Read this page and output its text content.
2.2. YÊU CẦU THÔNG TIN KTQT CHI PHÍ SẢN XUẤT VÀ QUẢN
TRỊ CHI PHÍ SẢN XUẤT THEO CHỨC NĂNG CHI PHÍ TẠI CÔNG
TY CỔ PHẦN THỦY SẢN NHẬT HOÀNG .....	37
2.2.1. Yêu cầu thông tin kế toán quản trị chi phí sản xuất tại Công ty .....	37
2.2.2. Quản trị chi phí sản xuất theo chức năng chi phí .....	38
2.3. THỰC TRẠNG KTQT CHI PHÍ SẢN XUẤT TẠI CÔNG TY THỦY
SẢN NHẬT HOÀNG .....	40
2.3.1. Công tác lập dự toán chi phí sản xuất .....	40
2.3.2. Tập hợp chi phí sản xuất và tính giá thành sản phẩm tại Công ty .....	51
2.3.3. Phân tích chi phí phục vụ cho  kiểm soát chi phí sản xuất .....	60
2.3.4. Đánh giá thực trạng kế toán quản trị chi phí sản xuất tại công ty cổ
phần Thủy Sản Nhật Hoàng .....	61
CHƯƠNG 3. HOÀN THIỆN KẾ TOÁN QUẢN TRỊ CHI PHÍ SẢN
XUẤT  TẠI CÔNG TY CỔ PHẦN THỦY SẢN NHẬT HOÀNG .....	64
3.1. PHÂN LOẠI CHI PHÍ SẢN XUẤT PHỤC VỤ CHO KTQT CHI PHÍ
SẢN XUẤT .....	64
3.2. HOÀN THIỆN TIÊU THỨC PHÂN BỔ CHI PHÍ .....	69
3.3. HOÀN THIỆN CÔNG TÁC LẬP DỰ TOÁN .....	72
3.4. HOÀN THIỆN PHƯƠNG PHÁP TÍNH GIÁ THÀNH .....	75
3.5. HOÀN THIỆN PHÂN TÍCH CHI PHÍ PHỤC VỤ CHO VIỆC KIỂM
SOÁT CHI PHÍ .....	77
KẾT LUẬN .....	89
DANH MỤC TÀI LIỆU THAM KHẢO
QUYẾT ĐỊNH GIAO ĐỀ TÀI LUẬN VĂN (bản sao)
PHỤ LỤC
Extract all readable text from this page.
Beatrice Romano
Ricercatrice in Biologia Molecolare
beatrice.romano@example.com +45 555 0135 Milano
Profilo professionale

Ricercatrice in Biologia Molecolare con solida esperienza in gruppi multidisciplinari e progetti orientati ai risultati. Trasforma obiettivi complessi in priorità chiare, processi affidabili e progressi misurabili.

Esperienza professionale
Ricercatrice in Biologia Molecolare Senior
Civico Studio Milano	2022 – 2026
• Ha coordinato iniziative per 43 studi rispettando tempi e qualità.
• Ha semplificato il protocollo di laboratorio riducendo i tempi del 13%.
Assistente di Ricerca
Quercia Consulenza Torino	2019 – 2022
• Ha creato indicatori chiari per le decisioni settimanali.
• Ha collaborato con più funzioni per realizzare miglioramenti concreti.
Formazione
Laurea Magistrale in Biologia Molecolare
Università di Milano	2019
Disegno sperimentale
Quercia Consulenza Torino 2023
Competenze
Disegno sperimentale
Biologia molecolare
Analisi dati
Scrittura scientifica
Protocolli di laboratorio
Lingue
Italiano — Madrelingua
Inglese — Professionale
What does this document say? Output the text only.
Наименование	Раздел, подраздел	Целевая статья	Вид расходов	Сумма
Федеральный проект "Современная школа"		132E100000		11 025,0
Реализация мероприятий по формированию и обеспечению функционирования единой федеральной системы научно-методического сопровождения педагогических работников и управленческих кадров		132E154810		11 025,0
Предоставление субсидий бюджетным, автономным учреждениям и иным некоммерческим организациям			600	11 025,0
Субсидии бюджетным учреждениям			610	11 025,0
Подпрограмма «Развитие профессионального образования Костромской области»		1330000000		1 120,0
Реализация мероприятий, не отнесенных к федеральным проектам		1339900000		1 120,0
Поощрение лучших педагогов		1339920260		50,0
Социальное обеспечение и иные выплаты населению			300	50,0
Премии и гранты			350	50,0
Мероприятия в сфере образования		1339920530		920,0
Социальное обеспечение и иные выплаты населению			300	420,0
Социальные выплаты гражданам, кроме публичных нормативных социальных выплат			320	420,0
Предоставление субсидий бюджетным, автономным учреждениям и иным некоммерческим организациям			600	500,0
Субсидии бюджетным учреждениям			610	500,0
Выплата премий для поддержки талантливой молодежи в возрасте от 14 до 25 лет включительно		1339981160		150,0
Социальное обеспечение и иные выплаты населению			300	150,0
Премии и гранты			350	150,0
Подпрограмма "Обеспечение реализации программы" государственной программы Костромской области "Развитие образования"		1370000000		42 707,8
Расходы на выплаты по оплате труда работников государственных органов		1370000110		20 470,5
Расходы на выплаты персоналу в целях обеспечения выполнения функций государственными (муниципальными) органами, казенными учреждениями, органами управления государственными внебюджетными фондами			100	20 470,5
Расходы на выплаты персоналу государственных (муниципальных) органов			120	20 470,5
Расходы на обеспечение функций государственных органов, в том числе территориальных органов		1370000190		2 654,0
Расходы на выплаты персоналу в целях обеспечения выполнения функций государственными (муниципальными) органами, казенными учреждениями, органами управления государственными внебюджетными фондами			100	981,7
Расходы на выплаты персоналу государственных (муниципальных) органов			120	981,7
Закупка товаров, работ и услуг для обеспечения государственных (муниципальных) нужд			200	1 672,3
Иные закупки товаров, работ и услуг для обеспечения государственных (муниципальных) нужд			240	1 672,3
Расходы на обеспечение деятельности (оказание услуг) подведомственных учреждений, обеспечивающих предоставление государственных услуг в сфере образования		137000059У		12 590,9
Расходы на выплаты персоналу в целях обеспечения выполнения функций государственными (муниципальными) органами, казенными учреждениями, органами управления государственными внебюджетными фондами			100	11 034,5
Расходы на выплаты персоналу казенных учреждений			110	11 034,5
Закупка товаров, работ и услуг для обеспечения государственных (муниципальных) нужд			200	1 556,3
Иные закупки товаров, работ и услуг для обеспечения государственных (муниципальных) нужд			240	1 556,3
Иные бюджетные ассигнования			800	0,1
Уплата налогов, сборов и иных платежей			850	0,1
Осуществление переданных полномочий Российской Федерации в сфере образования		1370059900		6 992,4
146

> **Objective**: Locate all lines holding the word "laboratorio", then copy them out.

> **The solution**:
• Ha semplificato il protocollo di laboratorio riducendo i tempi del 13%.
Protocolli di laboratorio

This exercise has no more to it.